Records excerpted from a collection
+++

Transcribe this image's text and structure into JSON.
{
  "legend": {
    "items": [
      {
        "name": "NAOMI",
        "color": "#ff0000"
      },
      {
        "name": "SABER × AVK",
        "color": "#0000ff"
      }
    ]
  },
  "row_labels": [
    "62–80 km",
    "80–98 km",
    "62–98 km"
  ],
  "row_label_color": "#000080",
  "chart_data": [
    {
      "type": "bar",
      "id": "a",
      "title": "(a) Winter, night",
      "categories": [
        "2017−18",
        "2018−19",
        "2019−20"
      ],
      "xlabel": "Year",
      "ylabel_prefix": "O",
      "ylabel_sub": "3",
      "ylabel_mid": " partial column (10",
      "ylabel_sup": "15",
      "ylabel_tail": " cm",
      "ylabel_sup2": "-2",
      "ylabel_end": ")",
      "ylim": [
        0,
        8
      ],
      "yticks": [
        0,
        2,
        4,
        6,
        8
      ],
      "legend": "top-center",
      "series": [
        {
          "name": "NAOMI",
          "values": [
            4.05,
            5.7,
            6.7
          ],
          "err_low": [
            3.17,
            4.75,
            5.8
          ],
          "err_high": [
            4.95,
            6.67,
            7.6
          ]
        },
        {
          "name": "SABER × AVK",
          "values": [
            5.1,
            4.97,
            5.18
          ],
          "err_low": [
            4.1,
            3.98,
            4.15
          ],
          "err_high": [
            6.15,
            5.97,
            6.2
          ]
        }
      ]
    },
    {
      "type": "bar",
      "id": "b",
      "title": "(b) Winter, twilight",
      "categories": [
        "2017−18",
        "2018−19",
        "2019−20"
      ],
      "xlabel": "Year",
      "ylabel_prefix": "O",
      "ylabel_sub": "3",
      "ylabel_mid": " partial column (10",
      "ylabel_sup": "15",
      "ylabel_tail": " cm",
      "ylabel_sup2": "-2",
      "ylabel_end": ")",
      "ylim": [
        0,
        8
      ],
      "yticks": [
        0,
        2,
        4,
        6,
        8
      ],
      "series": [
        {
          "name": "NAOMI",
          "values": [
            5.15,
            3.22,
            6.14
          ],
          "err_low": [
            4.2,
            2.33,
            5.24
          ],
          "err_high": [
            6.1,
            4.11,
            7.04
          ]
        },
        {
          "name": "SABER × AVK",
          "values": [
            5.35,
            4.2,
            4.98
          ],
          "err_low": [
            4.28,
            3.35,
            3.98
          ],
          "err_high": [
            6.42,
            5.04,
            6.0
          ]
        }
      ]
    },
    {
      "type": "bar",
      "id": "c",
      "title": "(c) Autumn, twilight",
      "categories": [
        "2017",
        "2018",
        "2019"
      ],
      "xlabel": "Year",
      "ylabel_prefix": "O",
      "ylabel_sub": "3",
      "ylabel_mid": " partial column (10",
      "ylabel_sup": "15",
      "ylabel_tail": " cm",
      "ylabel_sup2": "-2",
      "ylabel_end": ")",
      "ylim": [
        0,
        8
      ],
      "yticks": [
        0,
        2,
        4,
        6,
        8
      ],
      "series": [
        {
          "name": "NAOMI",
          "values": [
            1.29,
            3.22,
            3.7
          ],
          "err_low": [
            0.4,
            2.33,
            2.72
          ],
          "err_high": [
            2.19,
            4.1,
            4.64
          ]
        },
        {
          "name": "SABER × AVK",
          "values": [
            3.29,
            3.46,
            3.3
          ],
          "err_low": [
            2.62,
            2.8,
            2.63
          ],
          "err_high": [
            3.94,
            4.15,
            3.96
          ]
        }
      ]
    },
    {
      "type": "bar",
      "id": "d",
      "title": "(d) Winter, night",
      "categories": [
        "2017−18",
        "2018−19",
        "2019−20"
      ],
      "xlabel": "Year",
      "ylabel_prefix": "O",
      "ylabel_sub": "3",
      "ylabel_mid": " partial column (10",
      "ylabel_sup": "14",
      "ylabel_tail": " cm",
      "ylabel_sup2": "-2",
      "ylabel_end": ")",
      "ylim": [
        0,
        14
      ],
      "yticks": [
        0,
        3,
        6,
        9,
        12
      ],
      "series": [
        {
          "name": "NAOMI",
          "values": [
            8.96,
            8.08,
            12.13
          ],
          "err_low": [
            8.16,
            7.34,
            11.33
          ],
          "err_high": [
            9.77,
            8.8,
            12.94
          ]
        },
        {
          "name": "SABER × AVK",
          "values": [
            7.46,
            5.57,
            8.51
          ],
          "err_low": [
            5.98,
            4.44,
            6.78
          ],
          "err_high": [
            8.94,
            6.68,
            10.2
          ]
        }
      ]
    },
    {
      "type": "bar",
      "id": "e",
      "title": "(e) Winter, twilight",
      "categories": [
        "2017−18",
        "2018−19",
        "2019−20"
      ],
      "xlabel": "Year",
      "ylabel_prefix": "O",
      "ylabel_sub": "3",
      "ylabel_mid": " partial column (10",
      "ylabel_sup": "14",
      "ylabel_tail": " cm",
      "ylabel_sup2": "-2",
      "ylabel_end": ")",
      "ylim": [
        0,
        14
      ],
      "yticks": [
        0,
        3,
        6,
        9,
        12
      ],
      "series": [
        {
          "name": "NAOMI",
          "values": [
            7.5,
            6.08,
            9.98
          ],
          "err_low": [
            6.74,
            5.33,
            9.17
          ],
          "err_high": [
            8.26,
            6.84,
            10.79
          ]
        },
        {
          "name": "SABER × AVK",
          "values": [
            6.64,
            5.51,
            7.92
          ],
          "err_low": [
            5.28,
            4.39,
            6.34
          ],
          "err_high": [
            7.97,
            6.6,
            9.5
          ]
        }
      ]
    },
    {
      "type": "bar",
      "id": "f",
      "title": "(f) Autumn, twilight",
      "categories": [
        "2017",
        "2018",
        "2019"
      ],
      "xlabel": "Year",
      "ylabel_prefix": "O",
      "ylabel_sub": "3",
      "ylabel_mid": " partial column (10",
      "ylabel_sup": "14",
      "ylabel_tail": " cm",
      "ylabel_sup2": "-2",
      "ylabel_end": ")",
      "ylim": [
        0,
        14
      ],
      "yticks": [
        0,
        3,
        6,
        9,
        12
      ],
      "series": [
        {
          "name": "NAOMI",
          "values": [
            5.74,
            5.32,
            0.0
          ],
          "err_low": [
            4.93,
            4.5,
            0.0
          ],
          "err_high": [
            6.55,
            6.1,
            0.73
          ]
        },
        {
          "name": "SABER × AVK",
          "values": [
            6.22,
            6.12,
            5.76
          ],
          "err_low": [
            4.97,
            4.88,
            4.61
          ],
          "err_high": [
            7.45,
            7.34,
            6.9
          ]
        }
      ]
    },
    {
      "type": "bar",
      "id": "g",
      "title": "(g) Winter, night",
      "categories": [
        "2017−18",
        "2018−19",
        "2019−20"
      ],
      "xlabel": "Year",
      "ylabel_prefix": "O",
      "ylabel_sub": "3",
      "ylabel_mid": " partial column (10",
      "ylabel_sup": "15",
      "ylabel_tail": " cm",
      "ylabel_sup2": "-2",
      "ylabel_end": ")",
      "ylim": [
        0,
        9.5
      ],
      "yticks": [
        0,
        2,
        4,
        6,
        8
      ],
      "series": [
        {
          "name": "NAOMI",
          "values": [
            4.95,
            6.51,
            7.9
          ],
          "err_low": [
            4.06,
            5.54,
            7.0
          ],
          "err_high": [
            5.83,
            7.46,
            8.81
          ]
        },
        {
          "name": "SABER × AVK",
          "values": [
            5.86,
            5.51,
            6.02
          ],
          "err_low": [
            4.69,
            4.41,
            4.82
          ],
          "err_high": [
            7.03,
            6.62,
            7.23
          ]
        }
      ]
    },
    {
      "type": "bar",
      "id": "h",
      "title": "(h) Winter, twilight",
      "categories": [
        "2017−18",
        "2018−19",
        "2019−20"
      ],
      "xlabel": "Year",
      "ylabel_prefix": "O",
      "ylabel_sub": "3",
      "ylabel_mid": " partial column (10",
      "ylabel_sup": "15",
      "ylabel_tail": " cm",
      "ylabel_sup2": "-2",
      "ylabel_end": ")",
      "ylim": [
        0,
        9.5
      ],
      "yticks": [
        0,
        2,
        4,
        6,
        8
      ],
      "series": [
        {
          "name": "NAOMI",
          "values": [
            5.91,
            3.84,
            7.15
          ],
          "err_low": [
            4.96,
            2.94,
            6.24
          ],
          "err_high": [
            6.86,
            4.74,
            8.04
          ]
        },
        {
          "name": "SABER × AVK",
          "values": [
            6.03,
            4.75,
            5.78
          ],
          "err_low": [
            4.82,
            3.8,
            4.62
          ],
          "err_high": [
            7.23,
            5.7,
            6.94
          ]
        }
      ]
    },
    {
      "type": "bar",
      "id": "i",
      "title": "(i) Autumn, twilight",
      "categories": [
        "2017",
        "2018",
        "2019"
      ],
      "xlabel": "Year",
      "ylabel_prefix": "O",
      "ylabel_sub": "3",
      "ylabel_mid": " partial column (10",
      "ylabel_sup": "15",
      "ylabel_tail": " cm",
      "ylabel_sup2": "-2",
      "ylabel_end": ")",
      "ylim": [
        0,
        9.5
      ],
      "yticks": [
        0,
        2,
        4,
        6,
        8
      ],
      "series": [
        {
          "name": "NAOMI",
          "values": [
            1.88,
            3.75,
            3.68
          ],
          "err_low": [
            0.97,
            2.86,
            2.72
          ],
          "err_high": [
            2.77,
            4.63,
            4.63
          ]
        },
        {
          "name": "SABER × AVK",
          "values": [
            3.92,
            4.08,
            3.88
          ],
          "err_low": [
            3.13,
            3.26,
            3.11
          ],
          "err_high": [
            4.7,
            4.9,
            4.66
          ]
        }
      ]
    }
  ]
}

+++

Across the entries, how many lines hold the word "title"? Say only the number.

## The response
9